Gather all lines with "months" from the records.

## ENTRIES
** BEGIN **

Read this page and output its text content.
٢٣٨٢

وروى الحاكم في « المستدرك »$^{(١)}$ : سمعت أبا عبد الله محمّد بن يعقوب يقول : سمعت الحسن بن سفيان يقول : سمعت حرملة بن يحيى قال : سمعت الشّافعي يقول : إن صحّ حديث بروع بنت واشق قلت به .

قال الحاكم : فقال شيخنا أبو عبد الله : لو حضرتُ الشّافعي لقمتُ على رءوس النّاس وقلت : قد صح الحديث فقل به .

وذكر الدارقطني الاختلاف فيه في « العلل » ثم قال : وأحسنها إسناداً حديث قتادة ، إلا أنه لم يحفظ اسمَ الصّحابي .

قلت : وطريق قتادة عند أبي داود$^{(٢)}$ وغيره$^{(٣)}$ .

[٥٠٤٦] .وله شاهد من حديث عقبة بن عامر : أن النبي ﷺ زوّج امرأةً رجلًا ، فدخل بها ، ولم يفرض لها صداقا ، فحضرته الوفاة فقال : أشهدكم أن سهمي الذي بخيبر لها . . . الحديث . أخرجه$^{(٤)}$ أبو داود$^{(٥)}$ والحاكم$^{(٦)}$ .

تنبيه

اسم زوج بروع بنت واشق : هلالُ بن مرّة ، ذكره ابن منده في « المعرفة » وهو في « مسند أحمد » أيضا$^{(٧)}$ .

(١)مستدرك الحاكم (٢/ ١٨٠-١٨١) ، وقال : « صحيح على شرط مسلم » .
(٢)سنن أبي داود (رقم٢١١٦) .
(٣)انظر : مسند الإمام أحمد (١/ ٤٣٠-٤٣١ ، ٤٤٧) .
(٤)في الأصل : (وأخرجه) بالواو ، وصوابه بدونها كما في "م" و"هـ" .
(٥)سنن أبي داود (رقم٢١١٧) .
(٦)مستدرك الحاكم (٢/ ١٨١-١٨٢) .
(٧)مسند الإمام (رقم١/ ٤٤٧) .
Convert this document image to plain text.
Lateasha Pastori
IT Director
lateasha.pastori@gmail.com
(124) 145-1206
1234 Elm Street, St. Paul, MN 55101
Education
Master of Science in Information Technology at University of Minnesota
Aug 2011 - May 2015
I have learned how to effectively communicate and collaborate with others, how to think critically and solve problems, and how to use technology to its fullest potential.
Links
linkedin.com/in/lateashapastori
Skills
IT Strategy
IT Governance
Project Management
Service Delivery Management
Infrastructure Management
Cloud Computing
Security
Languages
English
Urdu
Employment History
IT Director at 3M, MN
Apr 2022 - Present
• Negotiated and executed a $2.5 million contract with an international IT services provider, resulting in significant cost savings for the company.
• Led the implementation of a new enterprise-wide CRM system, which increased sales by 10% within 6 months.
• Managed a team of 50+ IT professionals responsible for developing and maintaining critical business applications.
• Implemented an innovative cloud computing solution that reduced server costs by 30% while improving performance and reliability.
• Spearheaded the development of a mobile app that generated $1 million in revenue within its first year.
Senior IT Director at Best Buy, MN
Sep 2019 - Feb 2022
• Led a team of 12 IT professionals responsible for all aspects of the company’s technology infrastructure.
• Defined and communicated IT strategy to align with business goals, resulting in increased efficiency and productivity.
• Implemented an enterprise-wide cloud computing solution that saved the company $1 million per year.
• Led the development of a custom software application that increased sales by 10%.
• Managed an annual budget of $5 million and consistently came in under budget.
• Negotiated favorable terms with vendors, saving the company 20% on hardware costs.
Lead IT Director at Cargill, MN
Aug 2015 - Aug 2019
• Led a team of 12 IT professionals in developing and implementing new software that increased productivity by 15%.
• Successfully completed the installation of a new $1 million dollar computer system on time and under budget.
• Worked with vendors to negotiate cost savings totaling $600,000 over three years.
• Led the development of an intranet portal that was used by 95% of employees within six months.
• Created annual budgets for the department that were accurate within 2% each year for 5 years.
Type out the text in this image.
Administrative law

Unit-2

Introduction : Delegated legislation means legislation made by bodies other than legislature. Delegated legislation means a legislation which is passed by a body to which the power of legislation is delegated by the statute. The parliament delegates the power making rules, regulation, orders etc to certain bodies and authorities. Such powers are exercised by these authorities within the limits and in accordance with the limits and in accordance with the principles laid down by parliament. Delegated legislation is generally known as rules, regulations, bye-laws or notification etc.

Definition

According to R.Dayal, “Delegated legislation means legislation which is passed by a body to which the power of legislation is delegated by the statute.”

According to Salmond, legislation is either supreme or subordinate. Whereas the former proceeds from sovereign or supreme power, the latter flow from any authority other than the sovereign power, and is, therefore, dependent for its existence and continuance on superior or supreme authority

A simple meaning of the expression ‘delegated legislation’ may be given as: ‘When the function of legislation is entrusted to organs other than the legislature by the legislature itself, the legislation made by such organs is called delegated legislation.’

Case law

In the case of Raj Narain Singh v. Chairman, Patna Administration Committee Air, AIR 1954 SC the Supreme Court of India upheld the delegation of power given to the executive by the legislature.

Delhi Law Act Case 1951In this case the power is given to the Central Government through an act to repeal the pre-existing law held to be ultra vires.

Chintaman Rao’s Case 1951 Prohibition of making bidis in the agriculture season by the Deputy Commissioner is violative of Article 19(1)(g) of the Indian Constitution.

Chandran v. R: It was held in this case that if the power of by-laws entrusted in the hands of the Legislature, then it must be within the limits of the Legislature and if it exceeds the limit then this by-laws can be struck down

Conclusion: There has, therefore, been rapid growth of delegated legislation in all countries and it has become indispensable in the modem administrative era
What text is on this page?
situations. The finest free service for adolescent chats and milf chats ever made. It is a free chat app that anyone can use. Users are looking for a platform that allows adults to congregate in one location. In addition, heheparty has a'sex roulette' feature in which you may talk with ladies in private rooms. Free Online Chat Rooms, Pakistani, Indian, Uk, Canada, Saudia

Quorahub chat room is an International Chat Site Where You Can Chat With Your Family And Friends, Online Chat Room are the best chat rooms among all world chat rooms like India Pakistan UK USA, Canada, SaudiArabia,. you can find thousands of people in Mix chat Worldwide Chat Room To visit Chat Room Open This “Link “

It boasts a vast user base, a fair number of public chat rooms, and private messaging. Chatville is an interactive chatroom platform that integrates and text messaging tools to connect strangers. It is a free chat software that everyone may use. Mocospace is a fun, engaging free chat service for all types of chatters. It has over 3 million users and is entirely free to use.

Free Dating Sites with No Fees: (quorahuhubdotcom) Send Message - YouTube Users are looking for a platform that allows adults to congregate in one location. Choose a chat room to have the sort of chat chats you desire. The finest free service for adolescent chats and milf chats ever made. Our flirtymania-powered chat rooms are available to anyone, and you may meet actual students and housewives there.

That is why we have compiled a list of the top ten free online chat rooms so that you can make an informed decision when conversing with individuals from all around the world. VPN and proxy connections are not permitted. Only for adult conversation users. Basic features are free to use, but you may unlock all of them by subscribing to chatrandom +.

** END **

## OUTPUT OF THE TASK
• Led the implementation of a new enterprise-wide CRM system, which increased sales by 10% within 6 months.
• Led the development of an intranet portal that was used by 95% of employees within six months.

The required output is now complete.